### [TASK DETAILS]
Exactly reproduce each entry, leaving out nothing.
───
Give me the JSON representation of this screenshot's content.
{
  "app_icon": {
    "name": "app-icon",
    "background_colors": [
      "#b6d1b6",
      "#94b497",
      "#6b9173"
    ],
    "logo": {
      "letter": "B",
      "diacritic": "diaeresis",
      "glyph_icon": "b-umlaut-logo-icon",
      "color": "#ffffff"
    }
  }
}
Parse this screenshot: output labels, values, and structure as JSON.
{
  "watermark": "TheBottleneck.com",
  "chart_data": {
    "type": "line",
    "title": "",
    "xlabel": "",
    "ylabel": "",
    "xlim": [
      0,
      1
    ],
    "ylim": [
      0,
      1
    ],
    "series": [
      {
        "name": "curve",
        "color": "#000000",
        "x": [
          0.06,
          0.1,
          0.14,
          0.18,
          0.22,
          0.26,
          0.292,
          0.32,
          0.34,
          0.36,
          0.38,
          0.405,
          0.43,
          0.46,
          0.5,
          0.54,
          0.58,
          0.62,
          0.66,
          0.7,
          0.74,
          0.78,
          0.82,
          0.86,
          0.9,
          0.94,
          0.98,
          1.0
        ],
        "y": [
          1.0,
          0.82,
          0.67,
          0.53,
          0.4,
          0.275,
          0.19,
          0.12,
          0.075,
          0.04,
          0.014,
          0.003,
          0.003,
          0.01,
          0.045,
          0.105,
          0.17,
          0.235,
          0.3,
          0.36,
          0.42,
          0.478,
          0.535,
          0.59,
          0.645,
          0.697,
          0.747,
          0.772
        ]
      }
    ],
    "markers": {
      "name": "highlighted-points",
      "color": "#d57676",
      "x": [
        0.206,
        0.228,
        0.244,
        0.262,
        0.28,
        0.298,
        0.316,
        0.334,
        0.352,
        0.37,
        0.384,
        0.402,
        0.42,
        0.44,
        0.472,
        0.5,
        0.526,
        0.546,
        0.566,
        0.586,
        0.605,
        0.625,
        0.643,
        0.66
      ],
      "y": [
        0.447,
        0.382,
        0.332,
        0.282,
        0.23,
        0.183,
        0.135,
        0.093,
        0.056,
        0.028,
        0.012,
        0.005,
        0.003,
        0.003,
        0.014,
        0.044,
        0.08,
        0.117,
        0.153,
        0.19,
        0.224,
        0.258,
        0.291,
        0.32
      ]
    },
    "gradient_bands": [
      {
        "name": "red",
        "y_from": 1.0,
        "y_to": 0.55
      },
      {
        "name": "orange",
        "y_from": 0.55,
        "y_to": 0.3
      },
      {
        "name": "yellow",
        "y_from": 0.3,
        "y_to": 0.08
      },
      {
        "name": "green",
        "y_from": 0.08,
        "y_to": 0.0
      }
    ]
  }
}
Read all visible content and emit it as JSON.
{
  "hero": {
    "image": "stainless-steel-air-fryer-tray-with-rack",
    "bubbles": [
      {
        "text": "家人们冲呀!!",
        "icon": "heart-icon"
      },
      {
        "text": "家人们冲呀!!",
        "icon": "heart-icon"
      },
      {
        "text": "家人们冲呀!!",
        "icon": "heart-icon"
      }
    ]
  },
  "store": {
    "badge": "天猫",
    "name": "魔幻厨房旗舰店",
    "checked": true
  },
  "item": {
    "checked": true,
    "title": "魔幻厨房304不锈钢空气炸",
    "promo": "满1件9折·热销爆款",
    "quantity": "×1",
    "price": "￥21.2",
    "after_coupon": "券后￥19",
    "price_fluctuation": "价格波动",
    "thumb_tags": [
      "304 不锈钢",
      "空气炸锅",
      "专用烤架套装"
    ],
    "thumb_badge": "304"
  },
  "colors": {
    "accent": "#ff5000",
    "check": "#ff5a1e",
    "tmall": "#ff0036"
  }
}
───
### [EXERCISE OUTPUT]
Give me the JSON representation of this screenshot's content.
{
  "app_icon": {
    "name": "app-icon",
    "background_colors": [
      "#b6d1b6",
      "#94b497",
      "#6b9173"
    ],
    "logo": {
      "letter": "B",
      "diacritic": "diaeresis",
      "glyph_icon": "b-umlaut-logo-icon",
      "color": "#ffffff"
    }
  }
}
Parse this screenshot: output labels, values, and structure as JSON.
{
  "watermark": "TheBottleneck.com",
  "chart_data": {
    "type": "line",
    "title": "",
    "xlabel": "",
    "ylabel": "",
    "xlim": [
      0,
      1
    ],
    "ylim": [
      0,
      1
    ],
    "series": [
      {
        "name": "curve",
        "color": "#000000",
        "x": [
          0.06,
          0.1,
          0.14,
          0.18,
          0.22,
          0.26,
          0.292,
          0.32,
          0.34,
          0.36,
          0.38,
          0.405,
          0.43,
          0.46,
          0.5,
          0.54,
          0.58,
          0.62,
          0.66,
          0.7,
          0.74,
          0.78,
          0.82,
          0.86,
          0.9,
          0.94,
          0.98,
          1.0
        ],
        "y": [
          1.0,
          0.82,
          0.67,
          0.53,
          0.4,
          0.275,
          0.19,
          0.12,
          0.075,
          0.04,
          0.014,
          0.003,
          0.003,
          0.01,
          0.045,
          0.105,
          0.17,
          0.235,
          0.3,
          0.36,
          0.42,
          0.478,
          0.535,
          0.59,
          0.645,
          0.697,
          0.747,
          0.772
        ]
      }
    ],
    "markers": {
      "name": "highlighted-points",
      "color": "#d57676",
      "x": [
        0.206,
        0.228,
        0.244,
        0.262,
        0.28,
        0.298,
        0.316,
        0.334,
        0.352,
        0.37,
        0.384,
        0.402,
        0.42,
        0.44,
        0.472,
        0.5,
        0.526,
        0.546,
        0.566,
        0.586,
        0.605,
        0.625,
        0.643,
        0.66
      ],
      "y": [
        0.447,
        0.382,
        0.332,
        0.282,
        0.23,
        0.183,
        0.135,
        0.093,
        0.056,
        0.028,
        0.012,
        0.005,
        0.003,
        0.003,
        0.014,
        0.044,
        0.08,
        0.117,
        0.153,
        0.19,
        0.224,
        0.258,
        0.291,
        0.32
      ]
    },
    "gradient_bands": [
      {
        "name": "red",
        "y_from": 1.0,
        "y_to": 0.55
      },
      {
        "name": "orange",
        "y_from": 0.55,
        "y_to": 0.3
      },
      {
        "name": "yellow",
        "y_from": 0.3,
        "y_to": 0.08
      },
      {
        "name": "green",
        "y_from": 0.08,
        "y_to": 0.0
      }
    ]
  }
}
Read all visible content and emit it as JSON.
{
  "hero": {
    "image": "stainless-steel-air-fryer-tray-with-rack",
    "bubbles": [
      {
        "text": "家人们冲呀!!",
        "icon": "heart-icon"
      },
      {
        "text": "家人们冲呀!!",
        "icon": "heart-icon"
      },
      {
        "text": "家人们冲呀!!",
        "icon": "heart-icon"
      }
    ]
  },
  "store": {
    "badge": "天猫",
    "name": "魔幻厨房旗舰店",
    "checked": true
  },
  "item": {
    "checked": true,
    "title": "魔幻厨房304不锈钢空气炸",
    "promo": "满1件9折·热销爆款",
    "quantity": "×1",
    "price": "￥21.2",
    "after_coupon": "券后￥19",
    "price_fluctuation": "价格波动",
    "thumb_tags": [
      "304 不锈钢",
      "空气炸锅",
      "专用烤架套装"
    ],
    "thumb_badge": "304"
  },
  "colors": {
    "accent": "#ff5000",
    "check": "#ff5a1e",
    "tmall": "#ff0036"
  }
}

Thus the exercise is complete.